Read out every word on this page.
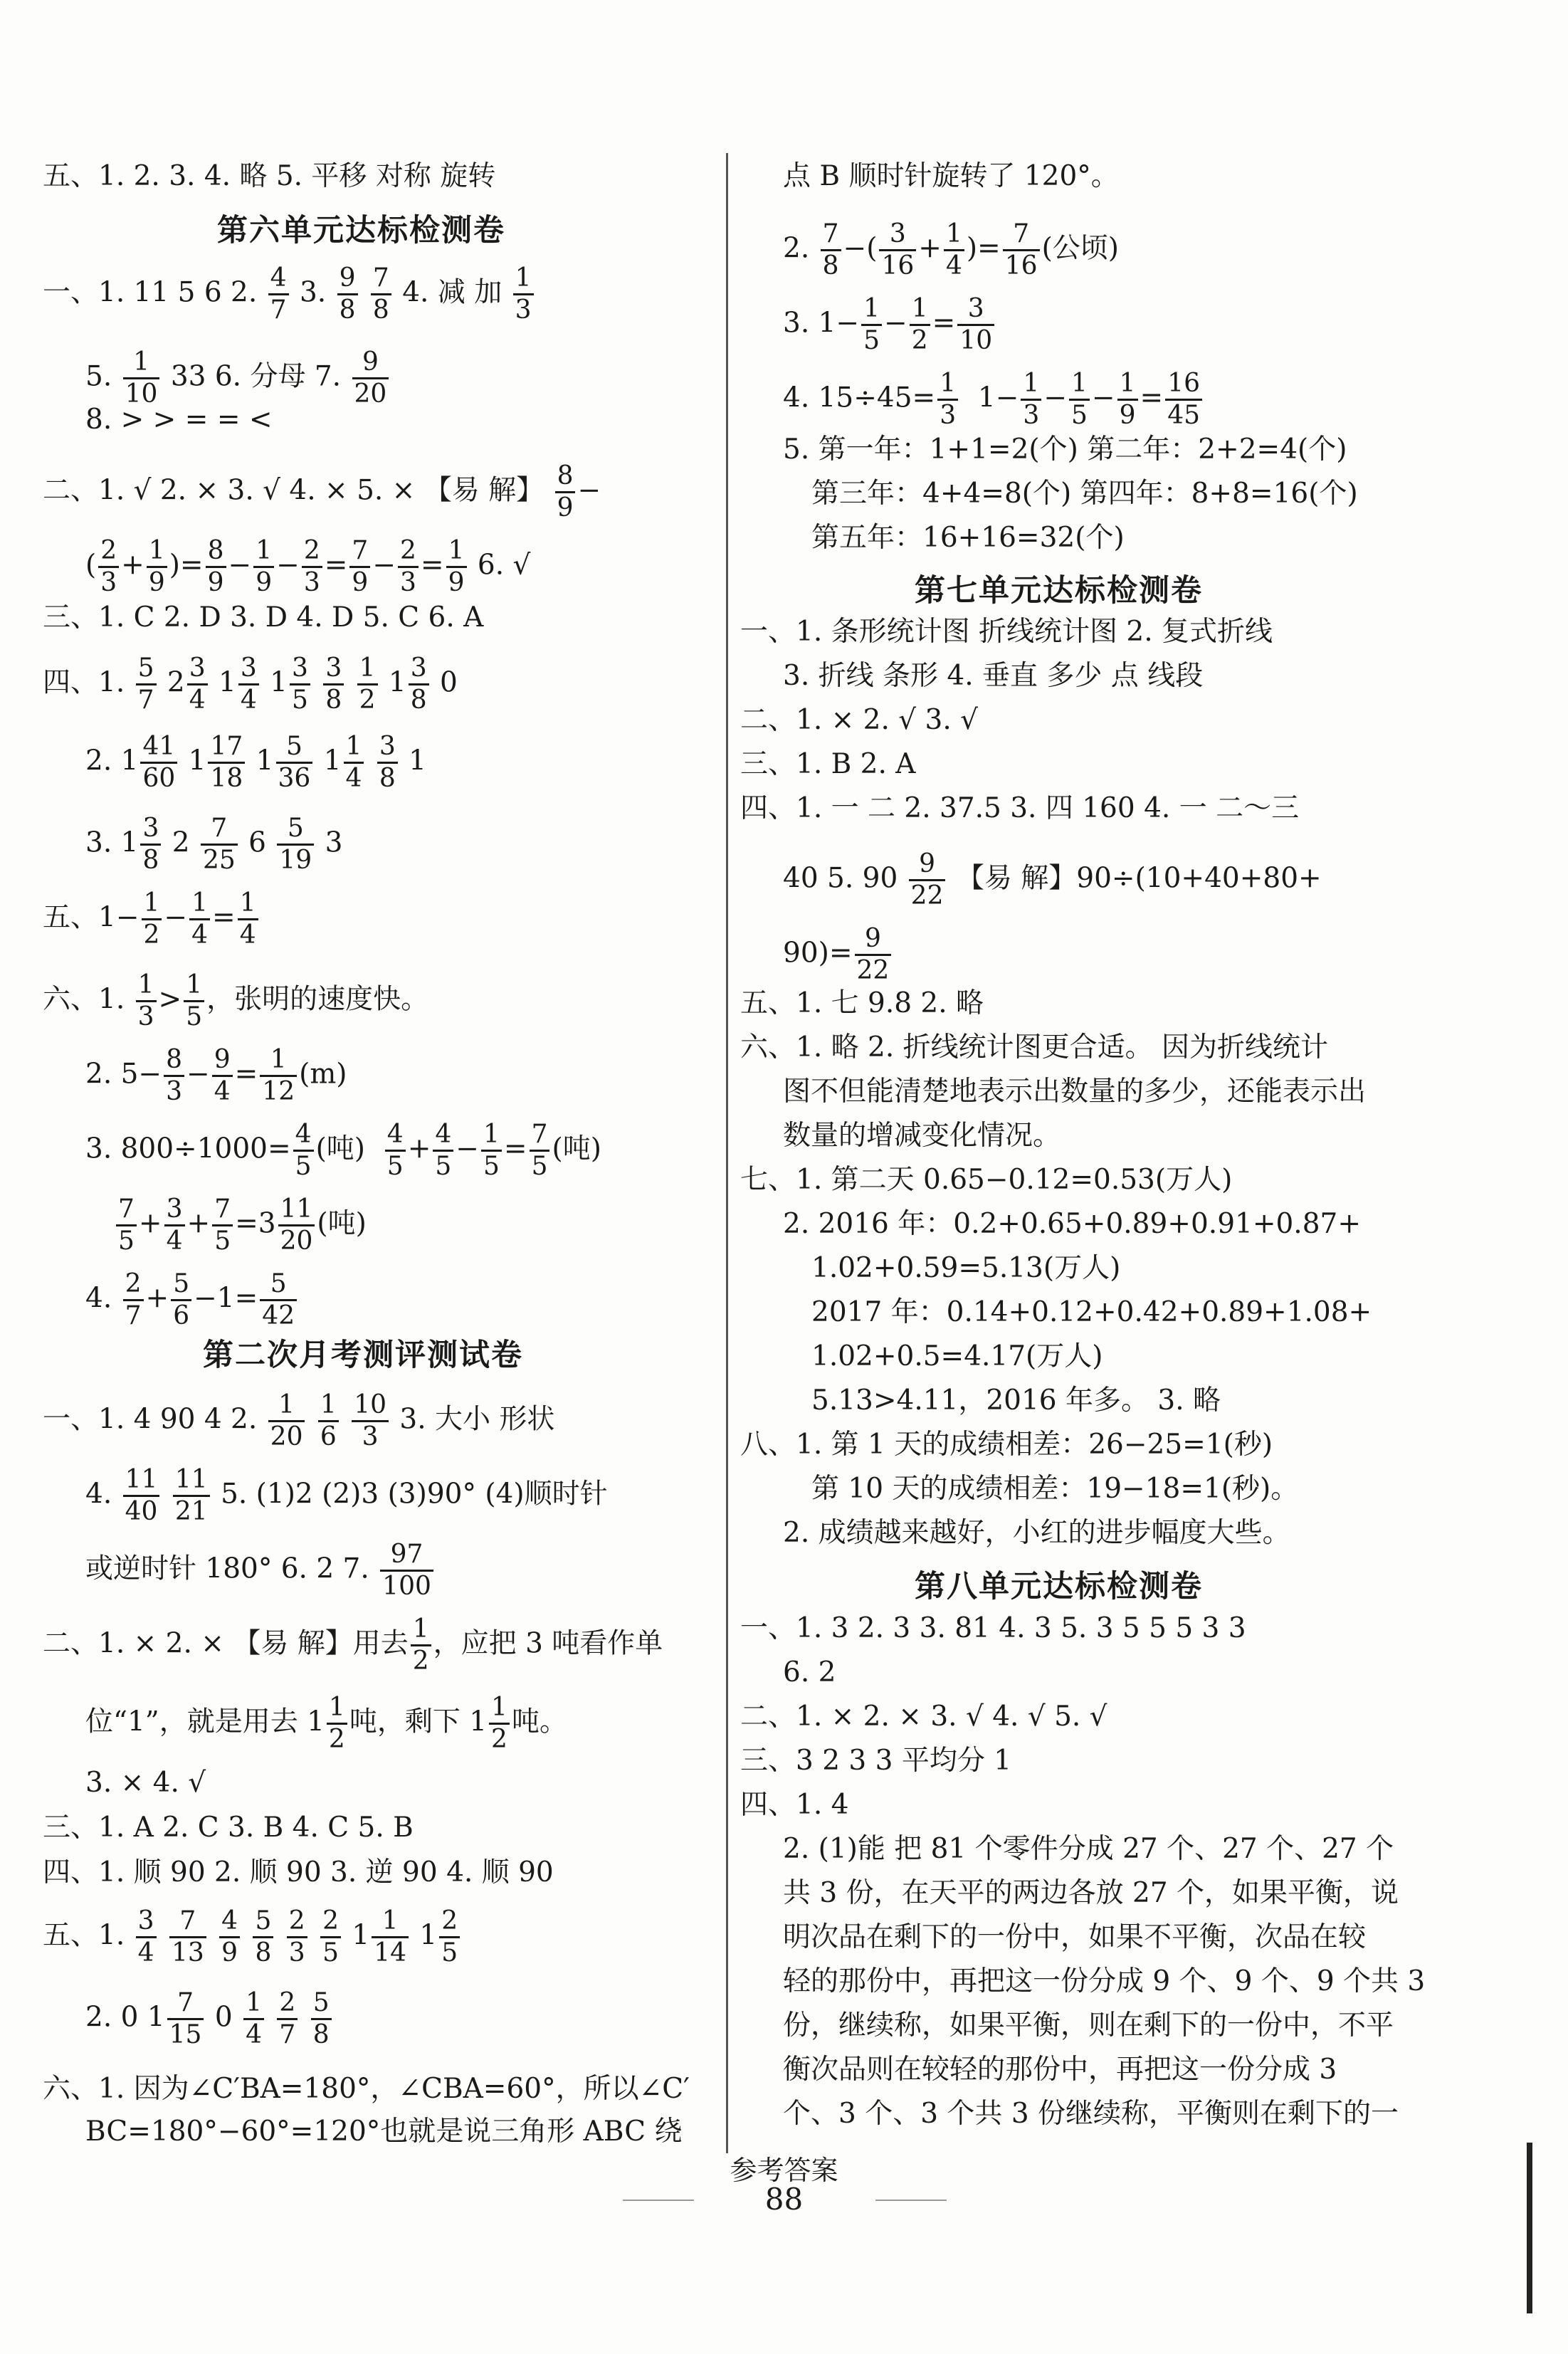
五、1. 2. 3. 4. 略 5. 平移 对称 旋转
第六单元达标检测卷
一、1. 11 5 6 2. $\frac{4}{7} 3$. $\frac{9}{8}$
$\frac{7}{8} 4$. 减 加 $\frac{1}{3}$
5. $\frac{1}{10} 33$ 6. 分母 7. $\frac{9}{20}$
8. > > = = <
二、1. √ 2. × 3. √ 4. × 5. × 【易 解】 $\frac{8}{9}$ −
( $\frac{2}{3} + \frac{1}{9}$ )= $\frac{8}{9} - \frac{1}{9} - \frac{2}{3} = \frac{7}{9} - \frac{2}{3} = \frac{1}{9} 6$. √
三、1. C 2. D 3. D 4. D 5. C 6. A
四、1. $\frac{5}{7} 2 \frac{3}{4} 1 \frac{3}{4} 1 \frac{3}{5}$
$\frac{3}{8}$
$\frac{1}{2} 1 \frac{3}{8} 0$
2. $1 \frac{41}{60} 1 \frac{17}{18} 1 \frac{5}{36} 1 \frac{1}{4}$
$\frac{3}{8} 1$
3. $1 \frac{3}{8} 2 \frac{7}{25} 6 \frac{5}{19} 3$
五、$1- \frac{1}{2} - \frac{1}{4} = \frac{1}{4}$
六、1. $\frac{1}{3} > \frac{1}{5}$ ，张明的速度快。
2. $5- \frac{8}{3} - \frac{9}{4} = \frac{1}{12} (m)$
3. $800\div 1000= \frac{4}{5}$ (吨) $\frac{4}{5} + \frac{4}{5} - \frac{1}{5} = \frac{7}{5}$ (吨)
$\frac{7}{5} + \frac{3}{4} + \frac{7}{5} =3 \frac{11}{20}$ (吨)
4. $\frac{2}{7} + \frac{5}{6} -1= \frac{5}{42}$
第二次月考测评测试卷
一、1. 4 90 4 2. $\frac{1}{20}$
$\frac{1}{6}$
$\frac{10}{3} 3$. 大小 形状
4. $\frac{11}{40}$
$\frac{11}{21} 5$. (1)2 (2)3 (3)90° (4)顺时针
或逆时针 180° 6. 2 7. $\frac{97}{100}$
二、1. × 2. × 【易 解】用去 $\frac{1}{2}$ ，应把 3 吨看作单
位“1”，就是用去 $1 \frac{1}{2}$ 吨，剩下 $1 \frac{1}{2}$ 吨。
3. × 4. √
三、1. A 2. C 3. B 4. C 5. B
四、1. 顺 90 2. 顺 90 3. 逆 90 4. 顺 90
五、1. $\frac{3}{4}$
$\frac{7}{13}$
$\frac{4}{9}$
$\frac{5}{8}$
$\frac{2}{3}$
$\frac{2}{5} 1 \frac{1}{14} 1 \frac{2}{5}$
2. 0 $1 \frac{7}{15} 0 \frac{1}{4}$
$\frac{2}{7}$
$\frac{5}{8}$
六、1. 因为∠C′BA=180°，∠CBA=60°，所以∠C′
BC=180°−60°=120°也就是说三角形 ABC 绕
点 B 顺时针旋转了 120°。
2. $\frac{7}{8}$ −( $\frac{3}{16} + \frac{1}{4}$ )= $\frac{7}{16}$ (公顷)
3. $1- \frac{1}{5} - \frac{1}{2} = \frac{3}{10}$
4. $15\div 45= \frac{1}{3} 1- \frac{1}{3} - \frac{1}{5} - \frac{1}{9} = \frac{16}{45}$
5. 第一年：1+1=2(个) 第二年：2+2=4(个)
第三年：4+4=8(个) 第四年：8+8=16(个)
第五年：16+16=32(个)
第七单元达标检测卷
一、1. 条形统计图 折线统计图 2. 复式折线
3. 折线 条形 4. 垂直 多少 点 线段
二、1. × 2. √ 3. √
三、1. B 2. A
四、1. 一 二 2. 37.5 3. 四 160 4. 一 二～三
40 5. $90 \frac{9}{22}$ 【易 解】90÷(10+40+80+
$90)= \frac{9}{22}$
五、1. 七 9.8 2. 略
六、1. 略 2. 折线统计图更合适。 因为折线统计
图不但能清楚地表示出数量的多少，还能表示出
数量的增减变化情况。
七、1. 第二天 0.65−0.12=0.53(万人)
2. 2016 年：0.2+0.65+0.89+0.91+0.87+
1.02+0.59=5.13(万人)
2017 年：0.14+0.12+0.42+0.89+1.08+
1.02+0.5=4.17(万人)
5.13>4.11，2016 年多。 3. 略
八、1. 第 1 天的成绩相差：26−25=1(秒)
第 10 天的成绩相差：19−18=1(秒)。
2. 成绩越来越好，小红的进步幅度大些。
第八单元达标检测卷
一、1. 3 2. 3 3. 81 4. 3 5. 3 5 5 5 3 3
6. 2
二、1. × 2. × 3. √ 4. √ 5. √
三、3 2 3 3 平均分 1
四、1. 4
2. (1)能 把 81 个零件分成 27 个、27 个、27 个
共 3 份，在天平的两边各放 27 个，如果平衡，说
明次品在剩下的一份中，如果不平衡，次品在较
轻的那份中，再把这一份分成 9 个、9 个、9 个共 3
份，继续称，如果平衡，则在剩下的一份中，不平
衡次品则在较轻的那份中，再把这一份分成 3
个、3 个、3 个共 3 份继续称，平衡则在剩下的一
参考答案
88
--
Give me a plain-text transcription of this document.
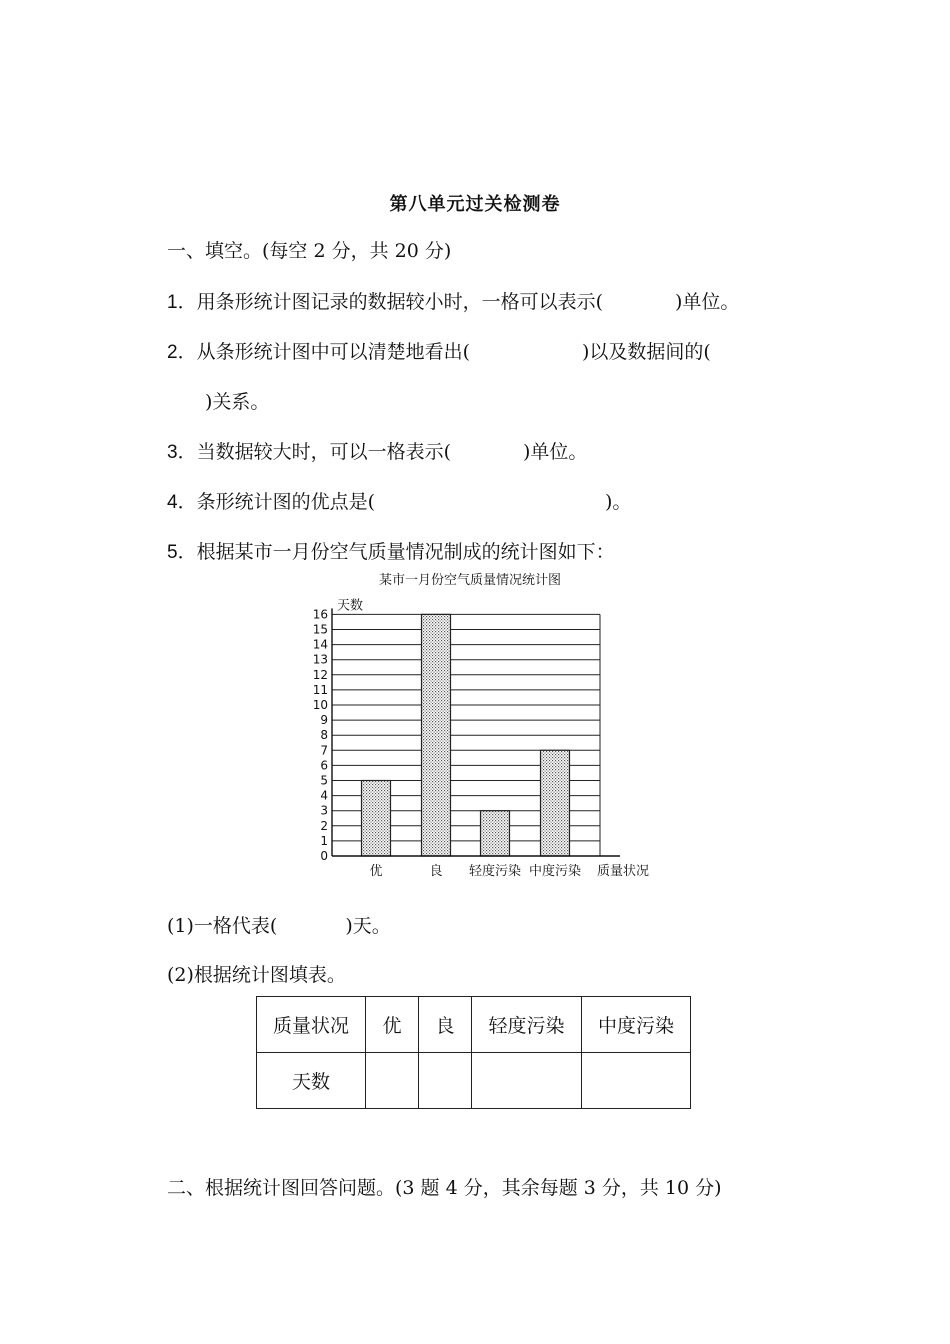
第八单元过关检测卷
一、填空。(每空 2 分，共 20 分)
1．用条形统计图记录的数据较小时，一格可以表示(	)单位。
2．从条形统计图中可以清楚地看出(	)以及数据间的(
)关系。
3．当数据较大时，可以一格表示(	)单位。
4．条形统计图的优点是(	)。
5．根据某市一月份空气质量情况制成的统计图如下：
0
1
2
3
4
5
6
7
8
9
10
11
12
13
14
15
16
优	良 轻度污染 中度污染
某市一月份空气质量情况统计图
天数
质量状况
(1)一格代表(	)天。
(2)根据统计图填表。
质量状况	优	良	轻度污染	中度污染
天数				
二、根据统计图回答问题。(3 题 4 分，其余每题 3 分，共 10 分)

## WRITTEN PROBLEM
Go through the records. Copy each line where "this" appears.

## SOLUTION TO THE PROBLEM
Read out every word on this page.
Give me a plain-text transcription of this document.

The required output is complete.